**Records provided**.
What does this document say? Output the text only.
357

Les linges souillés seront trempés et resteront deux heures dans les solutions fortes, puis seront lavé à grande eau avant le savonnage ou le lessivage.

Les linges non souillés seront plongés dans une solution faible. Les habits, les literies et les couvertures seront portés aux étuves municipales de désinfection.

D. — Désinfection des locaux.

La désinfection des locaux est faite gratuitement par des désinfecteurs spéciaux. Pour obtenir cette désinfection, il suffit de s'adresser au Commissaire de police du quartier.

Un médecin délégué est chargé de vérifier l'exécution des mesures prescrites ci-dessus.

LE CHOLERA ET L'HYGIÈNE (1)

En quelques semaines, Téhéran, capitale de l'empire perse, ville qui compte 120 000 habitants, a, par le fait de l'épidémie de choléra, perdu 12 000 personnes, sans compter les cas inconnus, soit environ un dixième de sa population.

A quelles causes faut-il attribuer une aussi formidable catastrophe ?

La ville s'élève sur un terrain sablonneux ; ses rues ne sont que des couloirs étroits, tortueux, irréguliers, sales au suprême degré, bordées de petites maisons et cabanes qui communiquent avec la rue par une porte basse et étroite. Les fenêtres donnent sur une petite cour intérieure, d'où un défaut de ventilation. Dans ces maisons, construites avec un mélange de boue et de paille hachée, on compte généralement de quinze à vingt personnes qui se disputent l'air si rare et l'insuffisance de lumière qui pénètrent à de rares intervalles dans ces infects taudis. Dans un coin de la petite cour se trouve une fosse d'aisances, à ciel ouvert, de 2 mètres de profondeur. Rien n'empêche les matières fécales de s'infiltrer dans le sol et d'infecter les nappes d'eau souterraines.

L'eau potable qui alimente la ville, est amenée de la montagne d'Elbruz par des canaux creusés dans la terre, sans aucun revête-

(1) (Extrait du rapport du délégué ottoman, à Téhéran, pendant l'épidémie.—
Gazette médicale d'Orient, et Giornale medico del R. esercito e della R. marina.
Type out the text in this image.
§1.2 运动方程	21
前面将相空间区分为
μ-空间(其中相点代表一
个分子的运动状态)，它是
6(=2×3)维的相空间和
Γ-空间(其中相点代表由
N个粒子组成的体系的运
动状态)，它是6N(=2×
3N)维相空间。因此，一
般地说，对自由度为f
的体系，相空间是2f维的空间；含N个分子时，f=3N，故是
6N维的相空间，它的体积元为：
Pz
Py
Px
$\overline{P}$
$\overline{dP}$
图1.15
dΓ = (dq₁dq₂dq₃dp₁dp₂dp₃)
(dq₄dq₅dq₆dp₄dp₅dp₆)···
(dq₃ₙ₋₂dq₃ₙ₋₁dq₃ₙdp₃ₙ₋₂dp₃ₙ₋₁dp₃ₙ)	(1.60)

**Instruction**. Write out only the final block of lines, starting at the line with "Type out the text in this image." and running to the end of the material.

**Written response**.
Type out the text in this image.
§1.2 运动方程	21
前面将相空间区分为
μ-空间(其中相点代表一
个分子的运动状态)，它是
6(=2×3)维的相空间和
Γ-空间(其中相点代表由
N个粒子组成的体系的运
动状态)，它是6N(=2×
3N)维相空间。因此，一
般地说，对自由度为f
的体系，相空间是2f维的空间；含N个分子时，f=3N，故是
6N维的相空间，它的体积元为：
Pz
Py
Px
$\overline{P}$
$\overline{dP}$
图1.15
dΓ = (dq₁dq₂dq₃dp₁dp₂dp₃)
(dq₄dq₅dq₆dp₄dp₅dp₆)···
(dq₃ₙ₋₂dq₃ₙ₋₁dq₃ₙdp₃ₙ₋₂dp₃ₙ₋₁dp₃ₙ)	(1.60)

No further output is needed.